- [THE TASK]: Find the string "VASALÓJÁNAK" and gather every line that holds it.

------ MATERIAL TO PROCESS

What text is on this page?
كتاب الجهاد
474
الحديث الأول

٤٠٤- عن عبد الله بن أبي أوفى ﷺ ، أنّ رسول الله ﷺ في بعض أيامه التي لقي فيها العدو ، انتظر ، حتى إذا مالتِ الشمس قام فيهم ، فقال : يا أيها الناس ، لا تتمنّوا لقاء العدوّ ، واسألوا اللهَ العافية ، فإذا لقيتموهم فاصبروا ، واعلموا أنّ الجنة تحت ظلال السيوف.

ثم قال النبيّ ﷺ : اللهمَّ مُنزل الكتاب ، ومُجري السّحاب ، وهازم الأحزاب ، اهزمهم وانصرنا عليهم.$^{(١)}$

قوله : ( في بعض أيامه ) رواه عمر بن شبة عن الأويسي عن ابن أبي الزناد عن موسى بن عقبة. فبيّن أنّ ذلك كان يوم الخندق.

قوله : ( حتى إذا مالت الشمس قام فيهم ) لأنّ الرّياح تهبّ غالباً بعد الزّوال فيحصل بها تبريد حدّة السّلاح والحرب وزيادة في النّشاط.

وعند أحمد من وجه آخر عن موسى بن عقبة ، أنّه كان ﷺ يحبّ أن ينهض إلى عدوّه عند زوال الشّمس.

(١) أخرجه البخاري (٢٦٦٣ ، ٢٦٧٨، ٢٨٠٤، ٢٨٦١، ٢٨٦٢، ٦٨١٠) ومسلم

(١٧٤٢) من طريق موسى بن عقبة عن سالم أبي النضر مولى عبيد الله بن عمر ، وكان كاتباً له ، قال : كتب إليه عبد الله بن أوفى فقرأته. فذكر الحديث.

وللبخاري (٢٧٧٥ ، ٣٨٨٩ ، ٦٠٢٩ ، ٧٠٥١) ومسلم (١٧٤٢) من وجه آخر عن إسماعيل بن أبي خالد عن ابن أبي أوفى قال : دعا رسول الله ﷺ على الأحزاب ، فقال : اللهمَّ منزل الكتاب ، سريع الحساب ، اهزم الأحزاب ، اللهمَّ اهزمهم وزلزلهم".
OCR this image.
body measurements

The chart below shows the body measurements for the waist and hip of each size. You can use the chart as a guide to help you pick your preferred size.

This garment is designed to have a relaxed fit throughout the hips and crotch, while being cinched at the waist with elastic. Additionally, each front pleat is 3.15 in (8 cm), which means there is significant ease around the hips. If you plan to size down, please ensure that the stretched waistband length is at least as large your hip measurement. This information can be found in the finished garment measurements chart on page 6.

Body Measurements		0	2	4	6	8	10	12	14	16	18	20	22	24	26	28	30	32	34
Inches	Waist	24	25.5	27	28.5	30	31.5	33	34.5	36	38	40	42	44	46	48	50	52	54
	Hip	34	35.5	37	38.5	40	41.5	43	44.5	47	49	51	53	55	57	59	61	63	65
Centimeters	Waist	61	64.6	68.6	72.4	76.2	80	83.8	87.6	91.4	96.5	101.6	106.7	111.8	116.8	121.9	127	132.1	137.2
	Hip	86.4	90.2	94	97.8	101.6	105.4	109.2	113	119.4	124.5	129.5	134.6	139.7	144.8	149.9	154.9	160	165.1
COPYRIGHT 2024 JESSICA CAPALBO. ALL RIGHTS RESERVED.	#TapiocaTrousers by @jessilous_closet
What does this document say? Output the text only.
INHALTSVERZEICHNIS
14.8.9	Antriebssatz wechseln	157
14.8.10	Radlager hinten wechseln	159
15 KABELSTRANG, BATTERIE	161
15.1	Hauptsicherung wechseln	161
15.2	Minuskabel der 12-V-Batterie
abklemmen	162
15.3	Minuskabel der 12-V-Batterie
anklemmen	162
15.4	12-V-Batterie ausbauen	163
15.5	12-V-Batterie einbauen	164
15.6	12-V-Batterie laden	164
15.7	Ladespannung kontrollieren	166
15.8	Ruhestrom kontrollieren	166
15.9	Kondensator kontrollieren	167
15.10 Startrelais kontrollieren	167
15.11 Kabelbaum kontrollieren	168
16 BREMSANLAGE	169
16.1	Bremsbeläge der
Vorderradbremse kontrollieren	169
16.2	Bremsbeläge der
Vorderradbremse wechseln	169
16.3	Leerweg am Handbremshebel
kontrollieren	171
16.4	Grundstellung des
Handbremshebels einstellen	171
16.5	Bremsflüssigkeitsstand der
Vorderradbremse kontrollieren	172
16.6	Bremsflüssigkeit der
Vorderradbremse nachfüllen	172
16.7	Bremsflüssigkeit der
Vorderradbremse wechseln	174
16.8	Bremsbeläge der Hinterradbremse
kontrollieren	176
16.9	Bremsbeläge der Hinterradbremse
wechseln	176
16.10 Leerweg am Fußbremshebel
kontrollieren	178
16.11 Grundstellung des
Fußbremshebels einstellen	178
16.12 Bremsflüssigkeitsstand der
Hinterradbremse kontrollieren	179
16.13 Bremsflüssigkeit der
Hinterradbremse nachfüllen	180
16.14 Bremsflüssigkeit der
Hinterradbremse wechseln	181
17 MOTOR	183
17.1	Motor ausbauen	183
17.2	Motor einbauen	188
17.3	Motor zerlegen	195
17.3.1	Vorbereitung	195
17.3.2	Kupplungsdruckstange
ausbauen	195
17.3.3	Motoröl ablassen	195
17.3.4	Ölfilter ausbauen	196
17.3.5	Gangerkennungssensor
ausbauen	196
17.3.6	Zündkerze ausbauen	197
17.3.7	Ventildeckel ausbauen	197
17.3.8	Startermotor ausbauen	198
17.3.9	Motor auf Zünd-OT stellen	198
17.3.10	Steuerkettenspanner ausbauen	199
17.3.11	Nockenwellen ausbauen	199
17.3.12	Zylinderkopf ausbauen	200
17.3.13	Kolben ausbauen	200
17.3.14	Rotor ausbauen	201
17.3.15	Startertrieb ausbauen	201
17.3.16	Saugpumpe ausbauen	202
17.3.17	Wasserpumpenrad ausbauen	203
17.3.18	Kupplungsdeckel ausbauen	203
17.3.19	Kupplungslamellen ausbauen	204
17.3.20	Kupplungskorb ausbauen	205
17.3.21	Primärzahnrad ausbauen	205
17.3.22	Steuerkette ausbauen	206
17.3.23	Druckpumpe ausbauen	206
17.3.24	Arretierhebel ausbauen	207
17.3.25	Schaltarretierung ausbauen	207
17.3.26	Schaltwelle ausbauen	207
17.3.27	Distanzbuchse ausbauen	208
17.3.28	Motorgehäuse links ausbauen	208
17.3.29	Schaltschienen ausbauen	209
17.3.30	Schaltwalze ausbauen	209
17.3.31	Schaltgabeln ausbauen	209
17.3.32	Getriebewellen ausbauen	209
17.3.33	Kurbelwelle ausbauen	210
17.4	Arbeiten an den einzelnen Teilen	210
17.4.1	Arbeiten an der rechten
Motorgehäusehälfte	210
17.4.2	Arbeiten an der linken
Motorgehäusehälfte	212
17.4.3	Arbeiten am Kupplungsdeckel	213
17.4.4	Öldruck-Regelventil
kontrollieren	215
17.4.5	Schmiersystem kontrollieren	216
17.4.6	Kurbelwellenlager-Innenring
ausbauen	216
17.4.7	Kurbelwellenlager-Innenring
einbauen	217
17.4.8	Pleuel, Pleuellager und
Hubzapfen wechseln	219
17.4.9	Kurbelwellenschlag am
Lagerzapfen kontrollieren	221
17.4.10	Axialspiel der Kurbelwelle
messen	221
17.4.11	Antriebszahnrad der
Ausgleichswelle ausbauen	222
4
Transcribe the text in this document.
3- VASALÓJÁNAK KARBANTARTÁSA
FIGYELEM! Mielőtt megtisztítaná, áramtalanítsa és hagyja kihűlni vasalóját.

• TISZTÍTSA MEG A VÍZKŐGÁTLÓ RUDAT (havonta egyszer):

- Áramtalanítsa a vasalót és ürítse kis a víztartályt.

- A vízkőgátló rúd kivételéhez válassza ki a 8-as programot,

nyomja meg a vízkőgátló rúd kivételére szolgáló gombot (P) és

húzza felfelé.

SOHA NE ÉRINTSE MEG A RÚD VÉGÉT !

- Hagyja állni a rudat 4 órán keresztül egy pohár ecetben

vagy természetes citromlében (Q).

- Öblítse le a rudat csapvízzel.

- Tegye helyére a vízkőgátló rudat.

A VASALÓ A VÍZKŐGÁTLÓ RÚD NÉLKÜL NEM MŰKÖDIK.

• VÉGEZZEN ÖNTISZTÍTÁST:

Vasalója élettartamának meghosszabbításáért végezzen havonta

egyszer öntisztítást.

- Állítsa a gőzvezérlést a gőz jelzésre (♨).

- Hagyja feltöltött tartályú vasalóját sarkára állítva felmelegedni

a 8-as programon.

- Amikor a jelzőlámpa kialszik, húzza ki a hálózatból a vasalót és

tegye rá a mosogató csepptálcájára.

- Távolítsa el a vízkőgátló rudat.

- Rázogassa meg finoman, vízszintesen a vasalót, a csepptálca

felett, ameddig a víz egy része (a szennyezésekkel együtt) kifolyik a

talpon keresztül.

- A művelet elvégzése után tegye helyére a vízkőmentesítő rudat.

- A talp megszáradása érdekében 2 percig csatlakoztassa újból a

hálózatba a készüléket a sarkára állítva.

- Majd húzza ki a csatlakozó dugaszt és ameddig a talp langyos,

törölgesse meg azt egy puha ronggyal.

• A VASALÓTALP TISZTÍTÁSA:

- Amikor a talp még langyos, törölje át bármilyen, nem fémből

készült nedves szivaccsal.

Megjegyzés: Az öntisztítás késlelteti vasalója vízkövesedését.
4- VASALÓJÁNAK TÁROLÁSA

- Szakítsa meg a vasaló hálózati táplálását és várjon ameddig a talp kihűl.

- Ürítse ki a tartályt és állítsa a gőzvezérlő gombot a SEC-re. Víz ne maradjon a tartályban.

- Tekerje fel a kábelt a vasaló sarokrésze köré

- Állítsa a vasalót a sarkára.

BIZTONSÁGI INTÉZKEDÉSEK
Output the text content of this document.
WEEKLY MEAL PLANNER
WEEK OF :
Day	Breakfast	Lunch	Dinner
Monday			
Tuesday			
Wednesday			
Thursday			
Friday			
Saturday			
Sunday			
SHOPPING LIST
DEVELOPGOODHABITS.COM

------------

- [CORRECT RESPONSE]:
3- VASALÓJÁNAK KARBANTARTÁSA
4- VASALÓJÁNAK TÁROLÁSA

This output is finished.